Teks Bacaan:
::::::

Loading...
LAYANAN PUBLIK
Penulis: Kartika Virgianti 18:52 WIB | Sabtu, 09 November 2013

Wagub Geram, Normalisasi Waduk Pluit Masih Terkendala Relokasi Warga

Proses pengerukan Waduk Pluit. (Foto: dok. satuharapan)

JAKARTA, SATUHARAPAN.COM – Musim penghujan sudah tiba, namun belum sepenuhnya pekerjaan diselesaikan Pemprov DKI dalam menangani banjir yang sudah pasti akan terjadi. Normalisasi Waduk Pluit menjadi pekerjaan yang penting menurut Wakil Gubernur DKI Jakarta, Basuki Tjahaja Purnama, terutama urusan merelokasi pemukiman di sisi waduk. Akan tetapi, mengapa peran Waduk Pluit terasa begitu signifikan bagi penanganan banjir di Jakarta?

Jika terjadi hujan seperti tahun kemarin, Basuki menjelaskan pihaknya sudah menyiapkan tim banjir, bahkan 221 pintu air, dan rumah-rumah pompa sudah selesai disiapkan. Mesin tambahan pun sudah disiapkan sebagai antisipasi apabila terjadi kerusakan mesin (pompa).

Pihaknya mengakui telah bekerja semaksimal mungkin, namun tetap saja hanya 12 waduk yang saat ini berhasil dikeruk, dari 76 waduk, danau, dan situ di Jakarta, seperti dikatakan Basuki di kantor Balai Kota, Jumat (8/11).

Basuki kemudian menjabarkan kendala yang dihadapi dalam proses normalisasi Waduk Pluit tengah. “Sistem air kita ini, begitu air dari sungai Ciliwung masuk dibagi dua pertama yang mengalir dari banjir kanal barat (BKB) dan banjir kanal timur (BKT), dan kedua dari Cakung Grand dan Cengkareng Grand, yang menuju pintu air Manggarai.

Kalau volume air kedua pintu ini terlalu besar, pintu air Manggarai tidak akan mampu menampungnya (jebol). Tetapi kalau dibuka, Istana Negara dan Balai Kota akan tenggelam.  

Dirinya berharap nantinya BKB dan BKT tidak lagi tidak lagi melewati tanggul (pintu air Manggarai), karena jika demikian pasti akan terjadi jebol. Oleh karena itu, pihaknya harus membuka pintu air Manggarai, dengan catatan Waduk Pluit harus siap menampung air kirimannya karena akan dialirkan ke sana.

Oleh karena itu, begitu Waduk Pluit dikosongkan, ini bisa menampung 7-8 juta kubik air. Begitu air masuk, maka nanti ada pemompaan. Tadinya wilayah Waduk Pluit yang ditinggali warga seluas 50 Ha dengan kedalaman 23 Ha, tapi saat ini kondisinya masih dalam proses pengerukan. Dan begitu Waduk Pluit siap, air akan sengaja dialirkan semua ke sana.

::::::

Data Terkumpul:
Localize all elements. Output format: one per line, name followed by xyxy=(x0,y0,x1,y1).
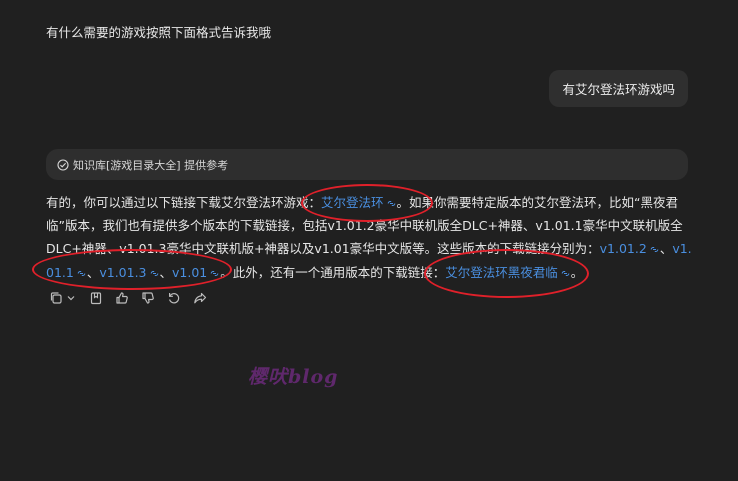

::::::

Tugas yang Dikerjakan:
(a) Tentukan apakah setiap pernyataan berikut sesuai dengan berita Waduk Pluit. Jawab ya atau tidak, lalu kutip kata-kata dari berita itu yang menentukannya. (i) Dari 76 waduk, danau, dan situ di Jakarta, baru 12 waduk yang berhasil dikeruk. (ii) Belum ada mesin tambahan yang disiapkan untuk mengantisipasi kerusakan pompa. (iii) Setelah dikosongkan, Waduk Pluit dapat menampung 7-8 juta kubik air.
(b) Terjemahkan kalimat berikut dari berita Waduk Pluit ke dalam bahasa Inggris: "Mesin tambahan pun sudah disiapkan sebagai antisipasi apabila terjadi kerusakan mesin (pompa)."
(c) Teruskan berita Waduk Pluit, mulai dari sesudah kalimat terakhirnya.

Hasil Latihan:
(a)
(i) Ya: "hanya 12 waduk yang saat ini berhasil dikeruk, dari 76 waduk, danau, dan situ di Jakarta"
(ii) Tidak: "Mesin tambahan pun sudah disiapkan sebagai antisipasi apabila terjadi kerusakan mesin (pompa)"
(iii) Ya: "begitu Waduk Pluit dikosongkan, ini bisa menampung 7-8 juta kubik air"

(b) Additional machines have also been prepared in anticipation of any machine (pump) breakdown.

(c)
“Sekarang memang sudah bisa kita masukkan dredger, swasta yang kerjakan. Yang nantinya mau dibikin seperti Pelabuhan Nizam Zahman yang dipunyai oleh Kementerian Kelautan dan Perikanan. Nanti pihak swasta ini mau kasih tambahan untuk pengelolaan ikannya, serta melakukan kerja sama dengan BUMN yakni PT. Berantas untuk pengerukan.” kata Basuki menerangkan.

“Kalau pakai alat berat untuk mengeruk, itu hanya mampu sampai kedalaman 3 meter. Di Waduk Pluit tengah, saya baru bersihkan sisi kirinya saja, tapi begitu dikeruk sisi kanannya, ada sekitar 1500 rumah yang pakai kayu di atasnya, orang bilang saya melanggar HAM. Yang selatan belum disingkirkan, utara juga belum selesai, jadi kita hanya mampu keruk 20 persen. Seluruh rumah di sana ada hampir 7000 rumah, dan beginilah kondisi sebenarnya.” ungkapnya.

“Makanya Pak Gubernur memutuskan membuat rumah susun untuk pindahkan mereka, tapi yang menduduki sungai masih saja terus melawan, bagaimana bisa masuk alat berat dredger, jadi kita bukan kesulitan normalisasinya, gampang alat-alat berat begitu banyak. Yang susah ini memindahkan orang-orang yang tinggal di samping waduk yang merasa itu hak dia dan minta uang kerohiman, minta uang ganti rugi.” keluhnya.

Basuki semakin geram ketika pihak warga tersebut melaporkan kasus ini ke Pengadilan sebagai pelanggaran HAM. “Sekarang kita kasih ampunan kita pindahkan, kalau masih ada yang urung, masih ada yang nekat bikin rumah baru, nanti kita akan bilang kepada Jaksa, Hakim dan Pengadilan Negeri untuk ke depannya, siapapun yang menduduki tanah negara dipidanakan saja,” kata dia.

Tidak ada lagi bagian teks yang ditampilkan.